- [Dataset records]:
•••••

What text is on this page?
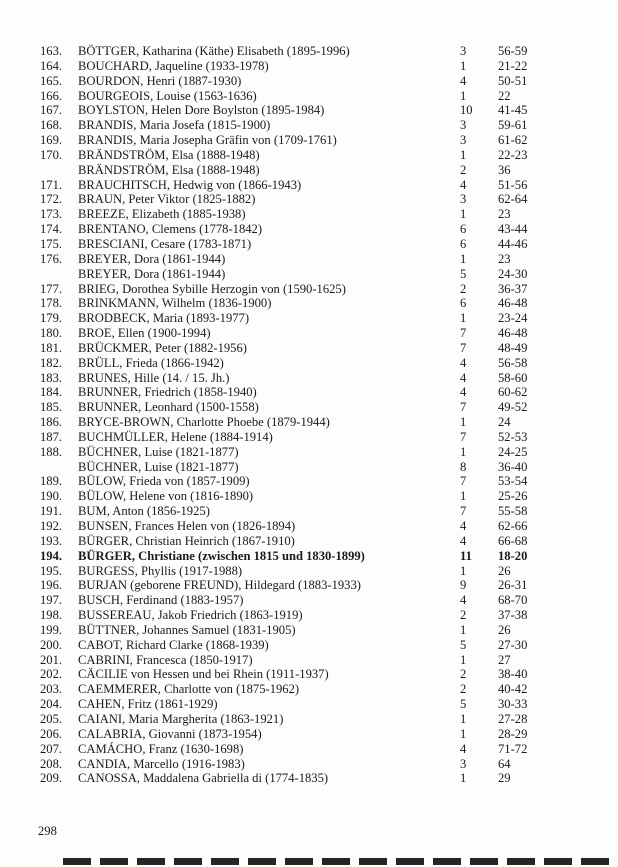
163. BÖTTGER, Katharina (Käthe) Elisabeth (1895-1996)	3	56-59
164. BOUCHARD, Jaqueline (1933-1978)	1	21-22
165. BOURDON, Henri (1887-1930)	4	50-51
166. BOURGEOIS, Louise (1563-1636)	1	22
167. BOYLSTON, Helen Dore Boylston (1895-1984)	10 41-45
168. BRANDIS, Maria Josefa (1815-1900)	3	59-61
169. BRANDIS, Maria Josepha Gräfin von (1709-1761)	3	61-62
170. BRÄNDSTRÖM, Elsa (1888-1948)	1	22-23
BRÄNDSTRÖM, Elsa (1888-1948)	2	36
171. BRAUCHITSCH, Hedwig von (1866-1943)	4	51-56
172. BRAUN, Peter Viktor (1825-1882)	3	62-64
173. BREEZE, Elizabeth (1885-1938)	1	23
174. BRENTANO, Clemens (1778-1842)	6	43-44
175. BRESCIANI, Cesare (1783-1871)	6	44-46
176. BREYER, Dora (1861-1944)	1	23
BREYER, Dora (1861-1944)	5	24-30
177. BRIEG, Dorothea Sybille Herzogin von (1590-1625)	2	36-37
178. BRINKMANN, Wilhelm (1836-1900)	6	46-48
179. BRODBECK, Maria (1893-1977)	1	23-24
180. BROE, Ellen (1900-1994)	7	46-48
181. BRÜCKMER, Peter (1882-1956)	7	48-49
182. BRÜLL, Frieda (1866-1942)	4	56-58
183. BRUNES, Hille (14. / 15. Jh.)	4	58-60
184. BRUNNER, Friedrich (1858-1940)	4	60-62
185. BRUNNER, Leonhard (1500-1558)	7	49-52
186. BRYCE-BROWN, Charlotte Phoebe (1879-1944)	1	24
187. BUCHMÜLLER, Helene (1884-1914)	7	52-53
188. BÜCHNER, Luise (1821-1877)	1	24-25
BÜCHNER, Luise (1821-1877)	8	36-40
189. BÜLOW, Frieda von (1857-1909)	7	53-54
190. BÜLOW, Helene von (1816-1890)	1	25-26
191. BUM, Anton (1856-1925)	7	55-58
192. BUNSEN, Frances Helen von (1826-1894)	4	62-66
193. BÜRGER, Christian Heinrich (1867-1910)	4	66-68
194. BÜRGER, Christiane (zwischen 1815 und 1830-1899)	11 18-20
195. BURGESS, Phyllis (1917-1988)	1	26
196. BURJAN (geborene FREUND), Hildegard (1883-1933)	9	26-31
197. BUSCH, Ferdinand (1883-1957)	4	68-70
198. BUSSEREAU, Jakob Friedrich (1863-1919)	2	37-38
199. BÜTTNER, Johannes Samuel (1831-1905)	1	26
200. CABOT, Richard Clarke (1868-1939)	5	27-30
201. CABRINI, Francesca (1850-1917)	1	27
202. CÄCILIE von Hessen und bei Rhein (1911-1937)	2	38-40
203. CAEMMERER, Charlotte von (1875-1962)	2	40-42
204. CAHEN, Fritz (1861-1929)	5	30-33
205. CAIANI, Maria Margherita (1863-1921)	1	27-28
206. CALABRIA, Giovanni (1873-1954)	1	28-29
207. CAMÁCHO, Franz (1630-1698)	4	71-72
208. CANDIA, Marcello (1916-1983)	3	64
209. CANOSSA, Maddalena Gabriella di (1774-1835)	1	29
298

•••••

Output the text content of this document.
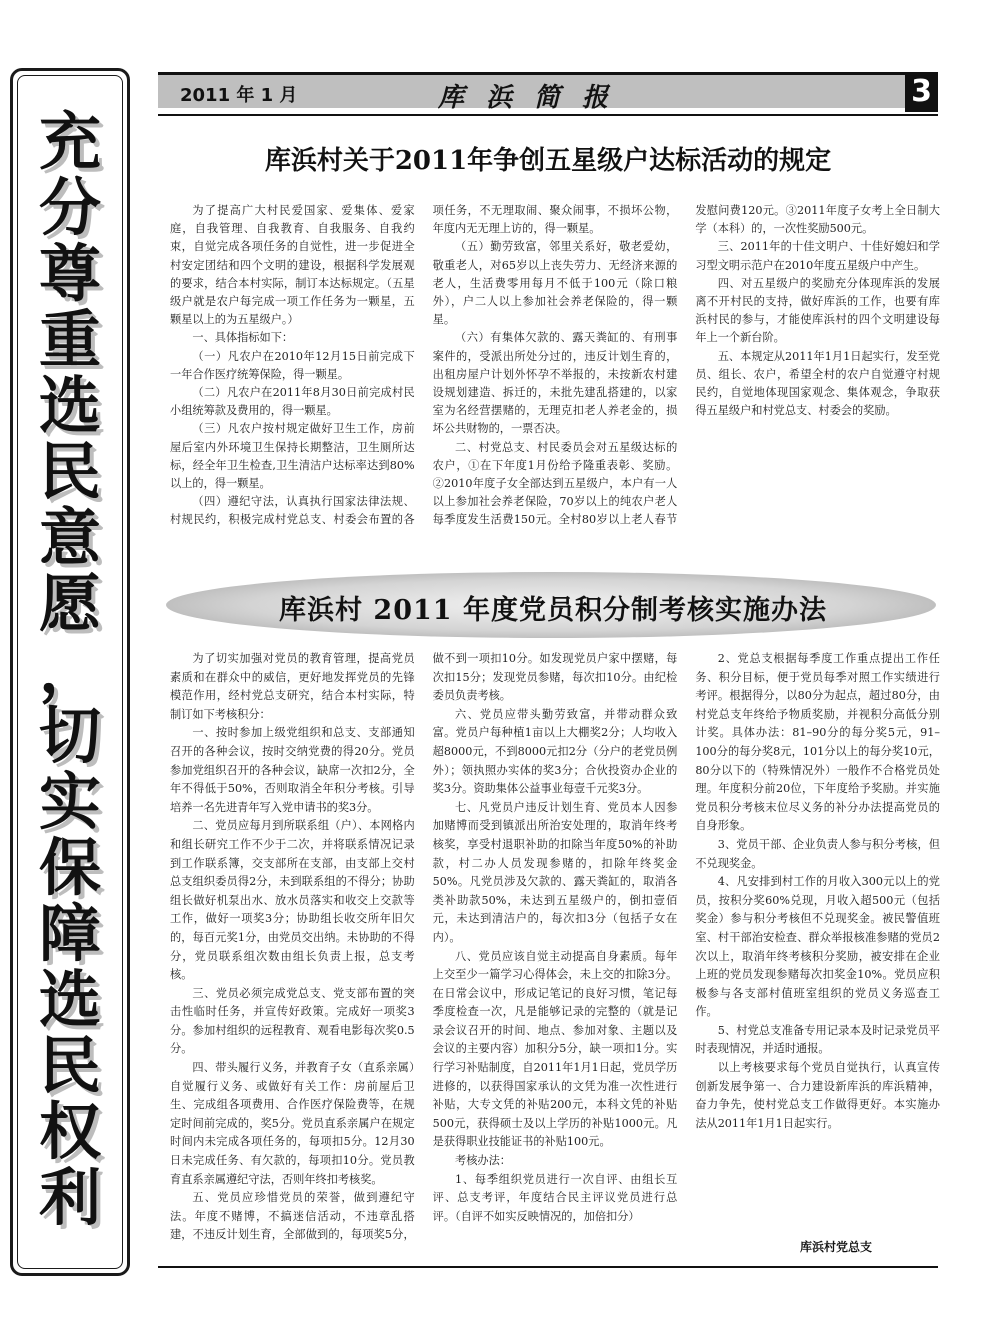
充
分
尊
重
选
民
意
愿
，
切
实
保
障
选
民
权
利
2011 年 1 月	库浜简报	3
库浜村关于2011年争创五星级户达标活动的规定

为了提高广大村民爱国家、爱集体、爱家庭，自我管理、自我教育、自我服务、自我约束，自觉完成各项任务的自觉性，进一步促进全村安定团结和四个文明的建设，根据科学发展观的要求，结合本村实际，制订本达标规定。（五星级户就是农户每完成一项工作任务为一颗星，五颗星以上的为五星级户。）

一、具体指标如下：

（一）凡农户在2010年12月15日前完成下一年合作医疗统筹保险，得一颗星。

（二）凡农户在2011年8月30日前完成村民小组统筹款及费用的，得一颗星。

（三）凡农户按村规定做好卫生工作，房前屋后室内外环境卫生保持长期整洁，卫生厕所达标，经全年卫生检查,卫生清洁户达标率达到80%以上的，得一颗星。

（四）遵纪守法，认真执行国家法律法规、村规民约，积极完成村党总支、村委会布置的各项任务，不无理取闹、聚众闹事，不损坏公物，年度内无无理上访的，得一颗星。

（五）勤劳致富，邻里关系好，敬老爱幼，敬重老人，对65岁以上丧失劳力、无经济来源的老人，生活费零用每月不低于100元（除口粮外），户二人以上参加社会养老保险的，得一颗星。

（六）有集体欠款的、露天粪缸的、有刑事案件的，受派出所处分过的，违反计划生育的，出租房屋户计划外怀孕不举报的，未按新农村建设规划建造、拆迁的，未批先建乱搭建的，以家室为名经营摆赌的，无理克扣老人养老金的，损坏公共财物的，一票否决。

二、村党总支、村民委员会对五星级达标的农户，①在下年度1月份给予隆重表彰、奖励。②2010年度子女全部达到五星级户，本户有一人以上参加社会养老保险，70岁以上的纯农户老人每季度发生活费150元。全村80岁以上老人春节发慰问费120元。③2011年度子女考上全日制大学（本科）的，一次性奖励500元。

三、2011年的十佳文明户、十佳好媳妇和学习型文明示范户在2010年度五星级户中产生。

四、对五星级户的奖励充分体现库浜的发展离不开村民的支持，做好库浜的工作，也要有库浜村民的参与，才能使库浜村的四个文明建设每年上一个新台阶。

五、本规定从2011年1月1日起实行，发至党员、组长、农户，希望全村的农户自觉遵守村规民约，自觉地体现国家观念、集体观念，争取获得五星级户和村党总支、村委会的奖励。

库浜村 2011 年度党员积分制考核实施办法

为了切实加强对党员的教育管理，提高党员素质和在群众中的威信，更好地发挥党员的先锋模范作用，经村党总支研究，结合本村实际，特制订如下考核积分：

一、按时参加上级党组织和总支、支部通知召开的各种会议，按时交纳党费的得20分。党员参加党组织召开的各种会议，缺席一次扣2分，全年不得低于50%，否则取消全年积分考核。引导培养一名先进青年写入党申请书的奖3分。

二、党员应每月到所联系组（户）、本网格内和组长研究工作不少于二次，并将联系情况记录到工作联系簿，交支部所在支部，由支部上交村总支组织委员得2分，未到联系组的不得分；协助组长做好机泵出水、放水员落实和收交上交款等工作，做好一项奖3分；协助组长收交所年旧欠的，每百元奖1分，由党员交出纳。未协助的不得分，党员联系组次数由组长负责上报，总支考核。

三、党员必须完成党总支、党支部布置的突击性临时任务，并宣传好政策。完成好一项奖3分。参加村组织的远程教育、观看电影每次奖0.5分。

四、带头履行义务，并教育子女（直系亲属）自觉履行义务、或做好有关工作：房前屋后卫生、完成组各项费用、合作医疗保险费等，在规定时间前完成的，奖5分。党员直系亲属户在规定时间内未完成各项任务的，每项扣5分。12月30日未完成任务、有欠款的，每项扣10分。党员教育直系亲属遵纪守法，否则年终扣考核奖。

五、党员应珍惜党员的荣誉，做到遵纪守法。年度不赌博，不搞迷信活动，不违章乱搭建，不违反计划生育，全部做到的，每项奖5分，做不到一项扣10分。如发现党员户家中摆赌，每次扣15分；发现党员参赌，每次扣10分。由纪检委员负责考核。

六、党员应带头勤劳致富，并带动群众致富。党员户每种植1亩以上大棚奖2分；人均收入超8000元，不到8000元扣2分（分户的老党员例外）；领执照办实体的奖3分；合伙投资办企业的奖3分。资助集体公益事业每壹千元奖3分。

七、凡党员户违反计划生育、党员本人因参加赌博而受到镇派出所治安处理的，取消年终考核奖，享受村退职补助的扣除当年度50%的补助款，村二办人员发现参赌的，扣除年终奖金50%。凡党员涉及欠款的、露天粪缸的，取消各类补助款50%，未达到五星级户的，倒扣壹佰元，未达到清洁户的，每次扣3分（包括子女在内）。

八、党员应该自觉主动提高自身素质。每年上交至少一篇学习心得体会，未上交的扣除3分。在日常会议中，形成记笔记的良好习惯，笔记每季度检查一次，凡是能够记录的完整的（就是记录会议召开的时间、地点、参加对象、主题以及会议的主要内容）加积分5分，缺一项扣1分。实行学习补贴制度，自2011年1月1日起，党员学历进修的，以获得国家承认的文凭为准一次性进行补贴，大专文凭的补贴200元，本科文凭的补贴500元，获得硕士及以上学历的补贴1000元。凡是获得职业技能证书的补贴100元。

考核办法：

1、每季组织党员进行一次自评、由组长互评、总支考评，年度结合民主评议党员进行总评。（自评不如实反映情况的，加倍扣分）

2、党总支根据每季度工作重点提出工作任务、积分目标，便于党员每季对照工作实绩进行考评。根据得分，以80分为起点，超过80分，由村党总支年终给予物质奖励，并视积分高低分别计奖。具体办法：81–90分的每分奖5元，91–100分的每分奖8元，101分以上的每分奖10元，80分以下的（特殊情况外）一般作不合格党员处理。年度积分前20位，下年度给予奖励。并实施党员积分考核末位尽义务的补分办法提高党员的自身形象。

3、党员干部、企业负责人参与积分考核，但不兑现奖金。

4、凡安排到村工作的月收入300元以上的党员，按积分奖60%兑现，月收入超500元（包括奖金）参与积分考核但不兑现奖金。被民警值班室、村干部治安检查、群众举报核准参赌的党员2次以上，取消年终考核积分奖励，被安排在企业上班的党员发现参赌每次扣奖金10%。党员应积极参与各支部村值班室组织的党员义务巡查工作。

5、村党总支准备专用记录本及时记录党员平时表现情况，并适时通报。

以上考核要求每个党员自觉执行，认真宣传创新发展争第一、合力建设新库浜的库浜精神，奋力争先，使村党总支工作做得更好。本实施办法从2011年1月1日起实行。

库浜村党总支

•••••

Pick out each line in the material containing "this".

What text is on this page?
Output the text content of this document.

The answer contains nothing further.